- **EXERCISE DESCRIPTION**:
Find the lines that include the string "title" and report how many there are. Give no other text.
-.-.-
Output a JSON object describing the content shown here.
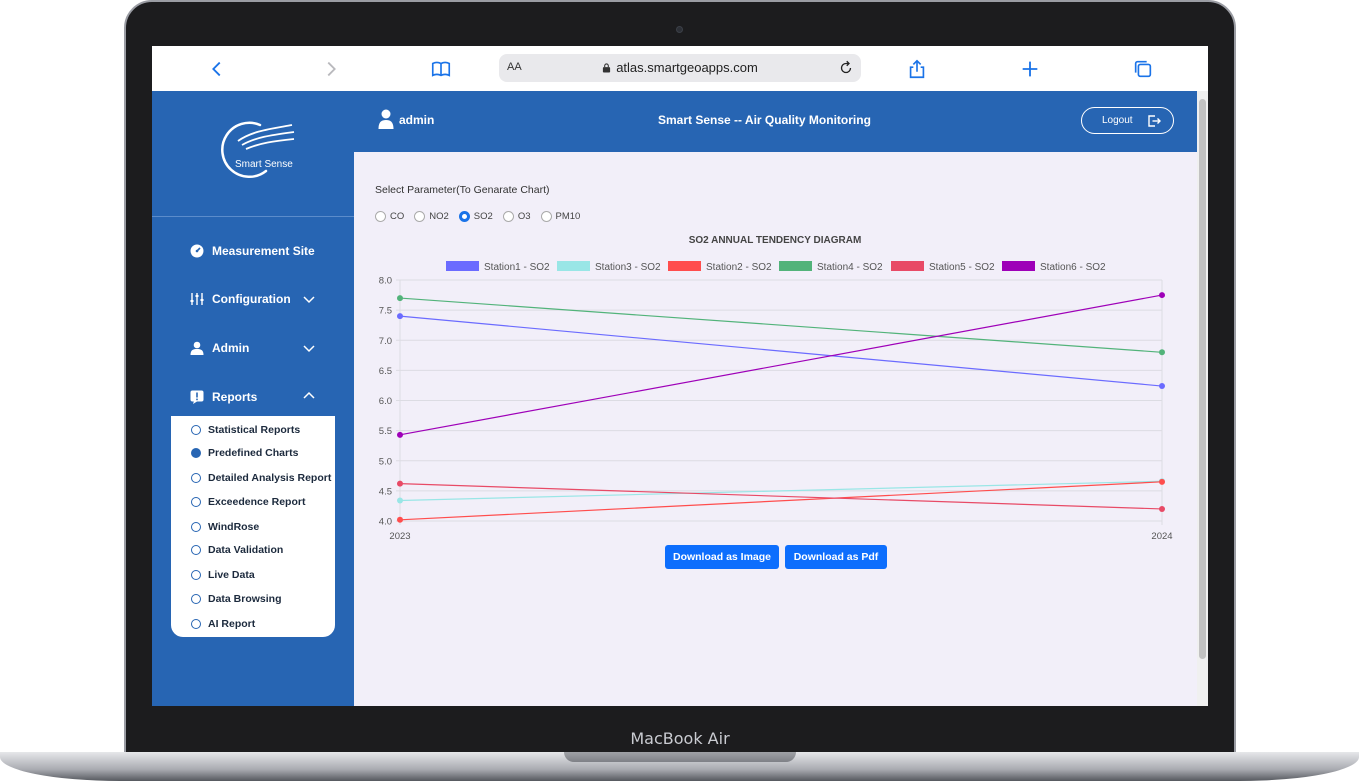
{
  "device": {
    "label": "MacBook Air"
  },
  "browser": {
    "aa_label": "AA",
    "url": "atlas.smartgeoapps.com"
  },
  "sidebar": {
    "logo_text": "Smart Sense",
    "items": [
      {
        "label": "Measurement Site",
        "icon": "gauge-icon"
      },
      {
        "label": "Configuration",
        "icon": "sliders-icon"
      },
      {
        "label": "Admin",
        "icon": "user-icon"
      },
      {
        "label": "Reports",
        "icon": "report-icon"
      }
    ],
    "reports_submenu": [
      {
        "label": "Statistical Reports",
        "active": false
      },
      {
        "label": "Predefined Charts",
        "active": true
      },
      {
        "label": "Detailed Analysis Report",
        "active": false
      },
      {
        "label": "Exceedence Report",
        "active": false
      },
      {
        "label": "WindRose",
        "active": false
      },
      {
        "label": "Data Validation",
        "active": false
      },
      {
        "label": "Live Data",
        "active": false
      },
      {
        "label": "Data Browsing",
        "active": false
      },
      {
        "label": "AI Report",
        "active": false
      }
    ]
  },
  "header": {
    "user": "admin",
    "title": "Smart Sense -- Air Quality Monitoring",
    "logout_label": "Logout"
  },
  "params": {
    "label": "Select Parameter(To Genarate Chart)",
    "options": [
      "CO",
      "NO2",
      "SO2",
      "O3",
      "PM10"
    ],
    "selected": "SO2"
  },
  "buttons": {
    "download_image": "Download as Image",
    "download_pdf": "Download as Pdf"
  },
  "chart_data": {
    "type": "line",
    "title": "SO2 ANNUAL TENDENCY DIAGRAM",
    "categories": [
      "2023",
      "2024"
    ],
    "ylim": [
      4.0,
      8.0
    ],
    "yticks": [
      "4.0",
      "4.5",
      "5.0",
      "5.5",
      "6.0",
      "6.5",
      "7.0",
      "7.5",
      "8.0"
    ],
    "grid": true,
    "legend_position": "top",
    "series": [
      {
        "name": "Station1 - SO2",
        "color": "#6b6bff",
        "values": [
          7.4,
          6.24
        ]
      },
      {
        "name": "Station3 - SO2",
        "color": "#99e6e6",
        "values": [
          4.34,
          4.66
        ]
      },
      {
        "name": "Station2 - SO2",
        "color": "#ff4d4d",
        "values": [
          4.02,
          4.65
        ]
      },
      {
        "name": "Station4 - SO2",
        "color": "#52b37a",
        "values": [
          7.7,
          6.8
        ]
      },
      {
        "name": "Station5 - SO2",
        "color": "#e84a66",
        "values": [
          4.62,
          4.2
        ]
      },
      {
        "name": "Station6 - SO2",
        "color": "#9e00b8",
        "values": [
          5.43,
          7.75
        ]
      }
    ]
  }
}
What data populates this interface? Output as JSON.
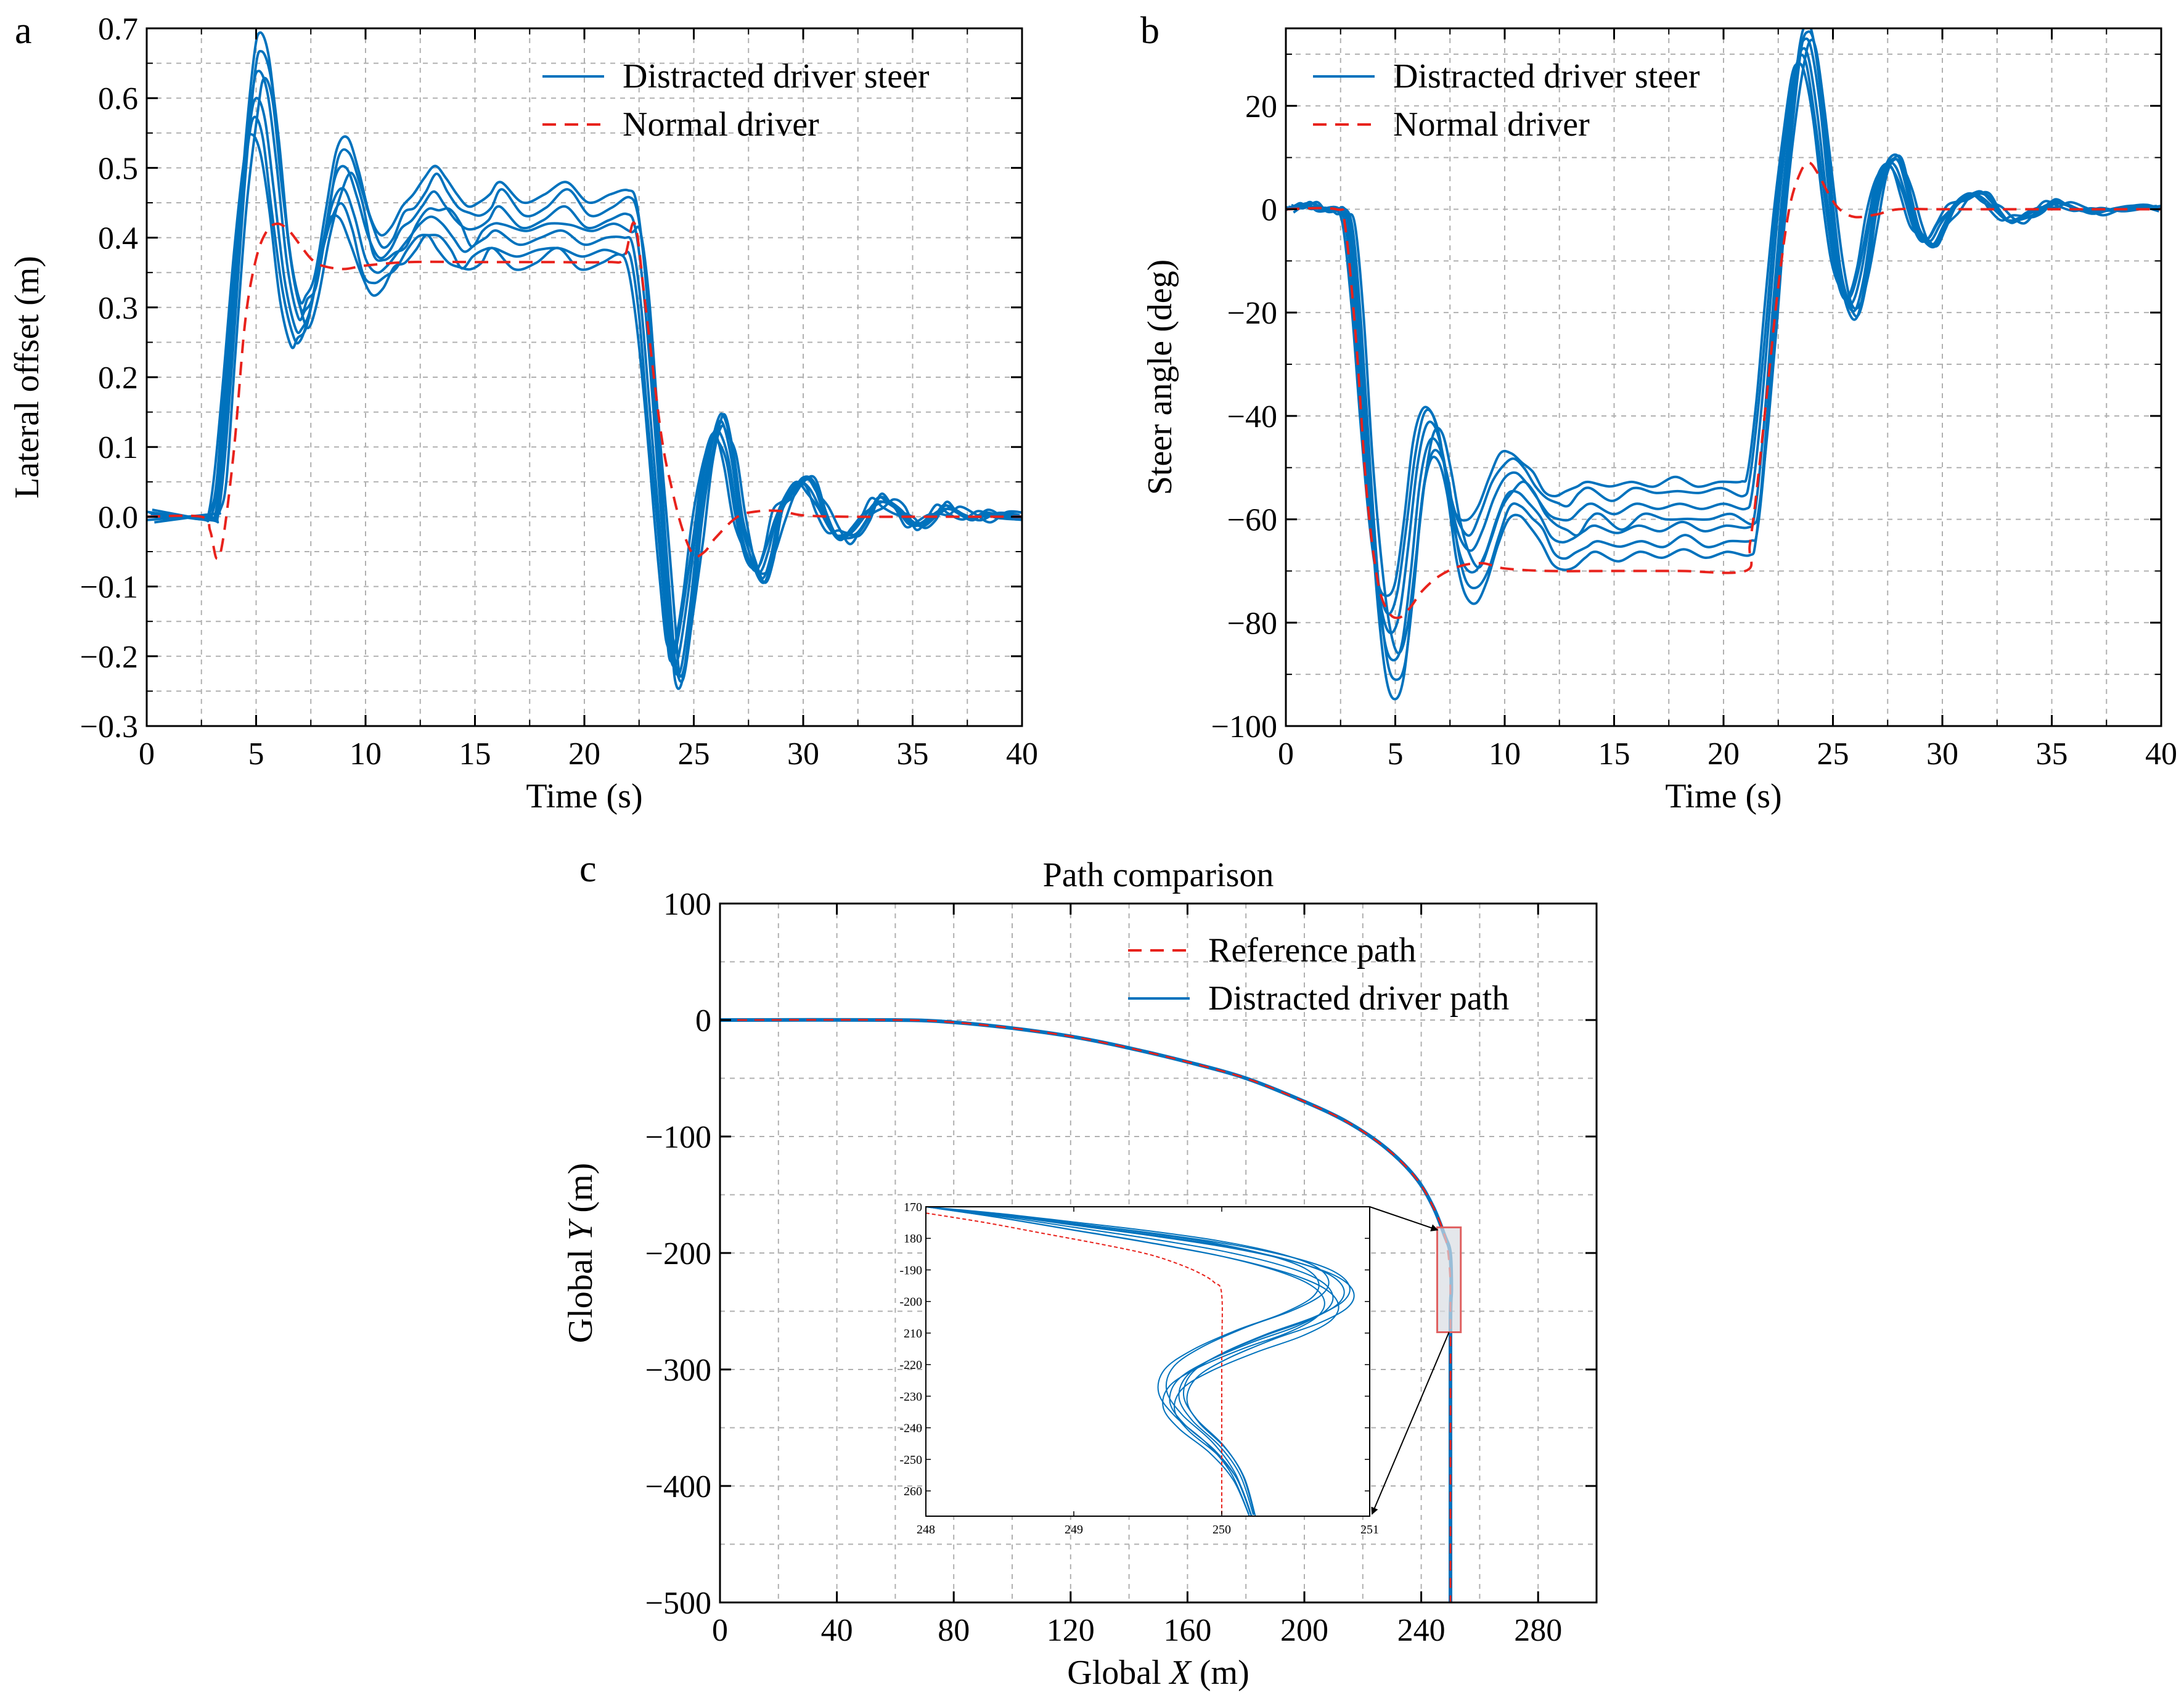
{
  "colors": {
    "distracted": "#0072bd",
    "normal": "#e8221c",
    "box_fill": "#d9dde3",
    "box_edge": "#e06060"
  },
  "chart_data": [
    {
      "id": "a",
      "type": "line",
      "panel_letter": "a",
      "title": "",
      "xlabel": "Time (s)",
      "ylabel": "Lateral offset (m)",
      "xlim": [
        0,
        40
      ],
      "ylim": [
        -0.3,
        0.7
      ],
      "xticks": [
        0,
        5,
        10,
        15,
        20,
        25,
        30,
        35,
        40
      ],
      "yticks": [
        -0.3,
        -0.2,
        -0.1,
        0.0,
        0.1,
        0.2,
        0.3,
        0.4,
        0.5,
        0.6,
        0.7
      ],
      "ytick_labels": [
        "−0.3",
        "−0.2",
        "−0.1",
        "0.0",
        "0.1",
        "0.2",
        "0.3",
        "0.4",
        "0.5",
        "0.6",
        "0.7"
      ],
      "grid": true,
      "legend": {
        "position": "top-right",
        "entries": [
          "Distracted driver steer",
          "Normal driver"
        ]
      },
      "series": [
        {
          "name": "Normal driver",
          "style": "dashed",
          "color": "#e8221c",
          "x": [
            0,
            2.5,
            2.9,
            3.2,
            3.5,
            4.0,
            4.5,
            5.0,
            5.5,
            6.0,
            6.5,
            7.0,
            7.5,
            8.0,
            9.0,
            10.0,
            12.0,
            15.0,
            18.0,
            21.0,
            21.8,
            22.3,
            22.8,
            23.5,
            24.0,
            24.5,
            25.0,
            25.5,
            26.0,
            27.0,
            28.0,
            29.0,
            30.0,
            32.0,
            35.0,
            38.0,
            40.0
          ],
          "y": [
            0,
            0,
            -0.02,
            -0.06,
            -0.03,
            0.1,
            0.28,
            0.37,
            0.41,
            0.42,
            0.41,
            0.39,
            0.37,
            0.36,
            0.355,
            0.36,
            0.365,
            0.365,
            0.365,
            0.365,
            0.37,
            0.42,
            0.3,
            0.12,
            0.04,
            -0.02,
            -0.055,
            -0.05,
            -0.03,
            0.0,
            0.008,
            0.008,
            0.002,
            0,
            0,
            0,
            0
          ]
        },
        {
          "name": "Distracted driver steer",
          "style": "solid",
          "color": "#0072bd",
          "x": [
            0,
            2.7,
            3.0,
            3.3,
            3.7,
            4.2,
            4.7,
            5.0,
            5.4,
            5.8,
            6.3,
            6.8,
            7.1,
            7.5,
            8.0,
            8.5,
            9.0,
            9.5,
            10.0,
            10.5,
            11.0,
            11.5,
            12.0,
            12.5,
            13.0,
            13.5,
            14.0,
            14.5,
            15.0,
            15.5,
            16.0,
            17.0,
            18.0,
            19.0,
            20.0,
            21.0,
            21.8,
            22.2,
            22.6,
            23.0,
            23.4,
            23.8,
            24.0,
            24.3,
            24.7,
            25.1,
            25.5,
            25.9,
            26.2,
            26.6,
            27.0,
            27.5,
            28.0,
            28.4,
            28.8,
            29.3,
            29.8,
            30.3,
            30.8,
            31.3,
            31.8,
            32.3,
            32.8,
            33.3,
            33.8,
            34.3,
            34.8,
            35.3,
            35.8,
            36.3,
            36.8,
            37.5,
            38.2,
            39.0,
            40.0
          ],
          "y": [
            0,
            0,
            0.005,
            0.06,
            0.22,
            0.42,
            0.56,
            0.6,
            0.57,
            0.47,
            0.34,
            0.27,
            0.27,
            0.3,
            0.38,
            0.45,
            0.47,
            0.43,
            0.37,
            0.35,
            0.36,
            0.38,
            0.4,
            0.42,
            0.43,
            0.42,
            0.4,
            0.38,
            0.39,
            0.4,
            0.41,
            0.39,
            0.4,
            0.41,
            0.39,
            0.4,
            0.4,
            0.39,
            0.3,
            0.15,
            0.0,
            -0.15,
            -0.21,
            -0.2,
            -0.12,
            -0.02,
            0.07,
            0.12,
            0.12,
            0.08,
            0.0,
            -0.06,
            -0.08,
            -0.05,
            0.0,
            0.03,
            0.05,
            0.04,
            0.01,
            -0.02,
            -0.03,
            -0.02,
            0.0,
            0.02,
            0.02,
            0.01,
            -0.01,
            -0.01,
            0.0,
            0.01,
            0.01,
            0.0,
            0.0,
            0.003,
            0.0
          ]
        }
      ]
    },
    {
      "id": "b",
      "type": "line",
      "panel_letter": "b",
      "title": "",
      "xlabel": "Time (s)",
      "ylabel": "Steer angle (deg)",
      "xlim": [
        0,
        40
      ],
      "ylim": [
        -100,
        35
      ],
      "xticks": [
        0,
        5,
        10,
        15,
        20,
        25,
        30,
        35,
        40
      ],
      "yticks": [
        -100,
        -80,
        -60,
        -40,
        -20,
        0,
        20
      ],
      "ytick_labels": [
        "−100",
        "−80",
        "−60",
        "−40",
        "−20",
        "0",
        "20"
      ],
      "grid": true,
      "legend": {
        "position": "top-left",
        "entries": [
          "Distracted driver steer",
          "Normal driver"
        ]
      },
      "series": [
        {
          "name": "Normal driver",
          "style": "dashed",
          "color": "#e8221c",
          "x": [
            0,
            2.3,
            2.7,
            3.2,
            3.7,
            4.2,
            4.7,
            5.2,
            5.7,
            6.2,
            7.0,
            8.0,
            9.0,
            10.0,
            12.0,
            15.0,
            18.0,
            21.0,
            21.2,
            21.5,
            22.0,
            22.5,
            23.0,
            23.5,
            23.9,
            24.3,
            24.8,
            25.3,
            26.0,
            27.0,
            28.0,
            30.0,
            35.0,
            40.0
          ],
          "y": [
            0,
            0,
            -3,
            -25,
            -55,
            -72,
            -78,
            -79,
            -77,
            -74,
            -71,
            -69,
            -68.5,
            -69.5,
            -70,
            -70,
            -70,
            -70,
            -65,
            -55,
            -35,
            -15,
            0,
            7,
            9,
            7,
            3,
            0,
            -1.5,
            -1,
            0,
            0,
            0,
            0
          ]
        },
        {
          "name": "Distracted driver steer",
          "style": "solid",
          "color": "#0072bd",
          "x": [
            0,
            0.5,
            0.8,
            1.2,
            1.6,
            2.0,
            2.4,
            2.8,
            3.2,
            3.6,
            4.0,
            4.4,
            4.8,
            5.2,
            5.6,
            6.0,
            6.4,
            6.8,
            7.2,
            7.6,
            8.0,
            8.5,
            9.0,
            9.5,
            10.0,
            10.5,
            11.0,
            11.5,
            12.0,
            12.5,
            13.0,
            13.5,
            14.0,
            15.0,
            16.0,
            17.0,
            18.0,
            19.0,
            20.0,
            21.0,
            21.3,
            21.7,
            22.1,
            22.5,
            22.9,
            23.3,
            23.6,
            23.9,
            24.3,
            24.7,
            25.1,
            25.5,
            25.9,
            26.3,
            26.7,
            27.1,
            27.5,
            27.9,
            28.3,
            28.7,
            29.1,
            29.5,
            29.9,
            30.4,
            30.9,
            31.4,
            31.9,
            32.4,
            32.9,
            33.4,
            33.9,
            34.4,
            34.9,
            35.5,
            36.2,
            37.0,
            38.0,
            39.0,
            40.0
          ],
          "y": [
            0,
            0.5,
            1,
            0.5,
            0,
            0,
            -0.5,
            -3,
            -20,
            -45,
            -65,
            -78,
            -82,
            -78,
            -65,
            -50,
            -42,
            -42,
            -48,
            -58,
            -64,
            -66,
            -62,
            -56,
            -52,
            -51,
            -53,
            -56,
            -59,
            -60,
            -60,
            -58,
            -57,
            -59,
            -57,
            -58,
            -57,
            -58,
            -57,
            -58,
            -55,
            -40,
            -20,
            0,
            15,
            27,
            31,
            29,
            18,
            3,
            -10,
            -17,
            -18,
            -12,
            -2,
            6,
            9,
            8,
            3,
            -3,
            -6,
            -6,
            -3,
            0,
            2,
            3,
            2,
            0,
            -2,
            -2,
            -1,
            0,
            1,
            1,
            0,
            -0.5,
            0,
            0.5,
            0
          ]
        }
      ]
    },
    {
      "id": "c",
      "type": "line",
      "panel_letter": "c",
      "title": "Path comparison",
      "xlabel": "Global X (m)",
      "xlabel_plain": "Global ",
      "xlabel_var": "X",
      "xlabel_unit": " (m)",
      "ylabel": "Global Y (m)",
      "ylabel_plain": "Global ",
      "ylabel_var": "Y",
      "ylabel_unit": " (m)",
      "xlim": [
        0,
        300
      ],
      "ylim": [
        -500,
        100
      ],
      "xticks": [
        0,
        40,
        80,
        120,
        160,
        200,
        240,
        280
      ],
      "yticks": [
        -500,
        -400,
        -300,
        -200,
        -100,
        0,
        100
      ],
      "ytick_labels": [
        "−500",
        "−400",
        "−300",
        "−200",
        "−100",
        "0",
        "100"
      ],
      "grid": true,
      "legend": {
        "position": "top-right",
        "entries": [
          "Reference path",
          "Distracted driver path"
        ]
      },
      "series": [
        {
          "name": "Reference path",
          "style": "dashed",
          "color": "#e8221c",
          "x": [
            0,
            60,
            80,
            100,
            120,
            140,
            160,
            180,
            200,
            215,
            228,
            238,
            244,
            248,
            249.6,
            250,
            250,
            250
          ],
          "y": [
            0,
            0,
            -2,
            -7,
            -14,
            -24,
            -36,
            -50,
            -70,
            -88,
            -110,
            -135,
            -160,
            -185,
            -210,
            -250,
            -400,
            -500
          ]
        },
        {
          "name": "Distracted driver path",
          "style": "solid",
          "color": "#0072bd",
          "x": [
            0,
            60,
            80,
            100,
            120,
            140,
            160,
            180,
            200,
            215,
            228,
            238,
            244,
            248,
            249.9,
            250.3,
            250.0,
            250,
            250
          ],
          "y": [
            0,
            0,
            -2,
            -7,
            -14,
            -24,
            -36,
            -50,
            -70,
            -88,
            -110,
            -135,
            -160,
            -185,
            -200,
            -230,
            -260,
            -400,
            -500
          ]
        }
      ],
      "zoom_box": {
        "xlim": [
          248,
          251
        ],
        "ylim": [
          -268,
          -178
        ]
      },
      "inset": {
        "xlim": [
          248,
          251
        ],
        "ylim": [
          -268,
          -170
        ],
        "xticks": [
          248,
          249,
          250,
          251
        ],
        "yticks": [
          170,
          180,
          190,
          200,
          210,
          220,
          230,
          240,
          250,
          260
        ],
        "ytick_labels": [
          "170",
          "180",
          "-190",
          "-200",
          "210",
          "-220",
          "-230",
          "-240",
          "-250",
          "260"
        ],
        "series": [
          {
            "name": "Reference path",
            "style": "dashed",
            "color": "#e8221c",
            "x": [
              248.0,
              248.4,
              248.8,
              249.2,
              249.5,
              249.7,
              249.85,
              249.95,
              250.0,
              250.0,
              250.0
            ],
            "y": [
              -172,
              -175,
              -178.5,
              -182,
              -185,
              -188,
              -191,
              -194,
              -198,
              -220,
              -268
            ]
          },
          {
            "name": "Distracted driver path",
            "style": "solid",
            "color": "#0072bd",
            "x": [
              248.0,
              248.5,
              249.0,
              249.5,
              250.0,
              250.4,
              250.65,
              250.75,
              250.7,
              250.5,
              250.2,
              249.9,
              249.7,
              249.65,
              249.75,
              249.95,
              250.1,
              250.2
            ],
            "y": [
              -170,
              -173,
              -176.5,
              -180,
              -184,
              -188.5,
              -193,
              -198,
              -203,
              -208,
              -213,
              -219,
              -225,
              -232,
              -239,
              -247,
              -256,
              -268
            ]
          }
        ]
      }
    }
  ]
}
-.-.-
- **CORRECT ANSWER**:
5